_Task requirements:_ Output the material below in its entirety, exactly as given.

_Excerpted data:_
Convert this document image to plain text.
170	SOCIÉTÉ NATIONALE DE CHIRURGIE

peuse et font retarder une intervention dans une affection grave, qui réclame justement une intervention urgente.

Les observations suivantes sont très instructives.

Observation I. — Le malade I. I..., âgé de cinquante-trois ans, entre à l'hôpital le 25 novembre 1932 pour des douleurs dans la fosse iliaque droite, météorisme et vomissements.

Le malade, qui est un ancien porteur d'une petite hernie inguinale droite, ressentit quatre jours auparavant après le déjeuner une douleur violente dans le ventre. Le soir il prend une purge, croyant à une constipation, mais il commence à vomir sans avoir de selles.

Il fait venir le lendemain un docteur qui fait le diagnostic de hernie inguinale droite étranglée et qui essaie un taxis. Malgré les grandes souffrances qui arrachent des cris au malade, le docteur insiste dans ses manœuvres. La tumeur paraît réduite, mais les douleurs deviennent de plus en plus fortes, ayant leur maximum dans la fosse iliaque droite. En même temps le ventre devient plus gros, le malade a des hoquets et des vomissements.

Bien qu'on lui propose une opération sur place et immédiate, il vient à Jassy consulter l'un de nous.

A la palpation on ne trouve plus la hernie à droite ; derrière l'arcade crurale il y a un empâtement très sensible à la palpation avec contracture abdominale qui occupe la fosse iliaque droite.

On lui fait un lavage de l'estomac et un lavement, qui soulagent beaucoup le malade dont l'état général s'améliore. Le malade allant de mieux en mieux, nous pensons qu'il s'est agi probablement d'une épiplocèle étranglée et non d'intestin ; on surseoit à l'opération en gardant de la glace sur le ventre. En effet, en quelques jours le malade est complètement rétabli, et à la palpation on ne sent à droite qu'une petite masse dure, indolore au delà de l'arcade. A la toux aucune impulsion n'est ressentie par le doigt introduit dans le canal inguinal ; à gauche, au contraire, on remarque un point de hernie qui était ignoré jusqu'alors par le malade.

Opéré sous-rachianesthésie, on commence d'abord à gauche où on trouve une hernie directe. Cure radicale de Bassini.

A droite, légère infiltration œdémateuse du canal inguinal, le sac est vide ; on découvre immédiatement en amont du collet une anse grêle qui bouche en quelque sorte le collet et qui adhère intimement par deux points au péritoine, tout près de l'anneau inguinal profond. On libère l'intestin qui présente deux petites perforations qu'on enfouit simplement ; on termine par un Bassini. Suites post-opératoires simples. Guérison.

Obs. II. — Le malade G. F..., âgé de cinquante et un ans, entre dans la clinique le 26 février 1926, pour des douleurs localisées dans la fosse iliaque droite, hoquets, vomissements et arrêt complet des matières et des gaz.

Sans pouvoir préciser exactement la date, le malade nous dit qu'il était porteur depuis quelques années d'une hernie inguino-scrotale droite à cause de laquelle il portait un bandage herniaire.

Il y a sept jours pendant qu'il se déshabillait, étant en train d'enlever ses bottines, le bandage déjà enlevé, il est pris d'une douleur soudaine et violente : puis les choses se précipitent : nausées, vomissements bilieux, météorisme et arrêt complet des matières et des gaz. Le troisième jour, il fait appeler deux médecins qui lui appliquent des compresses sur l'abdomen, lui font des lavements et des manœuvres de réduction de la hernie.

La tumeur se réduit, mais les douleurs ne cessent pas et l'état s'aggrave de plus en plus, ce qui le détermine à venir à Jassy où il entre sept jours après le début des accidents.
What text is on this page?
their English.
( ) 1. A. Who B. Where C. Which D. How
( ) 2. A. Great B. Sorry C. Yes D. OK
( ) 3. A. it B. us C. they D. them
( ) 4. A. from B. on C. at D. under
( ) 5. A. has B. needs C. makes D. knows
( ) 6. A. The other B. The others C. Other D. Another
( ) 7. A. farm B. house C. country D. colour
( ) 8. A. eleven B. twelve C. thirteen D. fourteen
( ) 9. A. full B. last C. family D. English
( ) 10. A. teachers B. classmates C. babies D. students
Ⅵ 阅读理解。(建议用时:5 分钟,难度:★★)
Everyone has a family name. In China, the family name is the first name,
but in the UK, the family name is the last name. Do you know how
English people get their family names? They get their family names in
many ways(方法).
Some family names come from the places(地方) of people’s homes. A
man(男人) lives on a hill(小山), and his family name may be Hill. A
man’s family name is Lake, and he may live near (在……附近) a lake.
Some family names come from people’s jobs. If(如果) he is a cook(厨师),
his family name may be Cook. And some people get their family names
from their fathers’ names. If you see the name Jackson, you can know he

_Task response:_
Convert this document image to plain text.
170	SOCIÉTÉ NATIONALE DE CHIRURGIE

peuse et font retarder une intervention dans une affection grave, qui réclame justement une intervention urgente.

Les observations suivantes sont très instructives.

Observation I. — Le malade I. I..., âgé de cinquante-trois ans, entre à l'hôpital le 25 novembre 1932 pour des douleurs dans la fosse iliaque droite, météorisme et vomissements.

Le malade, qui est un ancien porteur d'une petite hernie inguinale droite, ressentit quatre jours auparavant après le déjeuner une douleur violente dans le ventre. Le soir il prend une purge, croyant à une constipation, mais il commence à vomir sans avoir de selles.

Il fait venir le lendemain un docteur qui fait le diagnostic de hernie inguinale droite étranglée et qui essaie un taxis. Malgré les grandes souffrances qui arrachent des cris au malade, le docteur insiste dans ses manœuvres. La tumeur paraît réduite, mais les douleurs deviennent de plus en plus fortes, ayant leur maximum dans la fosse iliaque droite. En même temps le ventre devient plus gros, le malade a des hoquets et des vomissements.

Bien qu'on lui propose une opération sur place et immédiate, il vient à Jassy consulter l'un de nous.

A la palpation on ne trouve plus la hernie à droite ; derrière l'arcade crurale il y a un empâtement très sensible à la palpation avec contracture abdominale qui occupe la fosse iliaque droite.

On lui fait un lavage de l'estomac et un lavement, qui soulagent beaucoup le malade dont l'état général s'améliore. Le malade allant de mieux en mieux, nous pensons qu'il s'est agi probablement d'une épiplocèle étranglée et non d'intestin ; on surseoit à l'opération en gardant de la glace sur le ventre. En effet, en quelques jours le malade est complètement rétabli, et à la palpation on ne sent à droite qu'une petite masse dure, indolore au delà de l'arcade. A la toux aucune impulsion n'est ressentie par le doigt introduit dans le canal inguinal ; à gauche, au contraire, on remarque un point de hernie qui était ignoré jusqu'alors par le malade.

Opéré sous-rachianesthésie, on commence d'abord à gauche où on trouve une hernie directe. Cure radicale de Bassini.

A droite, légère infiltration œdémateuse du canal inguinal, le sac est vide ; on découvre immédiatement en amont du collet une anse grêle qui bouche en quelque sorte le collet et qui adhère intimement par deux points au péritoine, tout près de l'anneau inguinal profond. On libère l'intestin qui présente deux petites perforations qu'on enfouit simplement ; on termine par un Bassini. Suites post-opératoires simples. Guérison.

Obs. II. — Le malade G. F..., âgé de cinquante et un ans, entre dans la clinique le 26 février 1926, pour des douleurs localisées dans la fosse iliaque droite, hoquets, vomissements et arrêt complet des matières et des gaz.

Sans pouvoir préciser exactement la date, le malade nous dit qu'il était porteur depuis quelques années d'une hernie inguino-scrotale droite à cause de laquelle il portait un bandage herniaire.

Il y a sept jours pendant qu'il se déshabillait, étant en train d'enlever ses bottines, le bandage déjà enlevé, il est pris d'une douleur soudaine et violente : puis les choses se précipitent : nausées, vomissements bilieux, météorisme et arrêt complet des matières et des gaz. Le troisième jour, il fait appeler deux médecins qui lui appliquent des compresses sur l'abdomen, lui font des lavements et des manœuvres de réduction de la hernie.

La tumeur se réduit, mais les douleurs ne cessent pas et l'état s'aggrave de plus en plus, ce qui le détermine à venir à Jassy où il entre sept jours après le début des accidents.
What text is on this page?
their English.
( ) 1. A. Who B. Where C. Which D. How
( ) 2. A. Great B. Sorry C. Yes D. OK
( ) 3. A. it B. us C. they D. them
( ) 4. A. from B. on C. at D. under
( ) 5. A. has B. needs C. makes D. knows
( ) 6. A. The other B. The others C. Other D. Another
( ) 7. A. farm B. house C. country D. colour
( ) 8. A. eleven B. twelve C. thirteen D. fourteen
( ) 9. A. full B. last C. family D. English
( ) 10. A. teachers B. classmates C. babies D. students
Ⅵ 阅读理解。(建议用时:5 分钟,难度:★★)
Everyone has a family name. In China, the family name is the first name,
but in the UK, the family name is the last name. Do you know how
English people get their family names? They get their family names in
many ways(方法).
Some family names come from the places(地方) of people’s homes. A
man(男人) lives on a hill(小山), and his family name may be Hill. A
man’s family name is Lake, and he may live near (在……附近) a lake.
Some family names come from people’s jobs. If(如果) he is a cook(厨师),
his family name may be Cook. And some people get their family names
from their fathers’ names. If you see the name Jackson, you can know he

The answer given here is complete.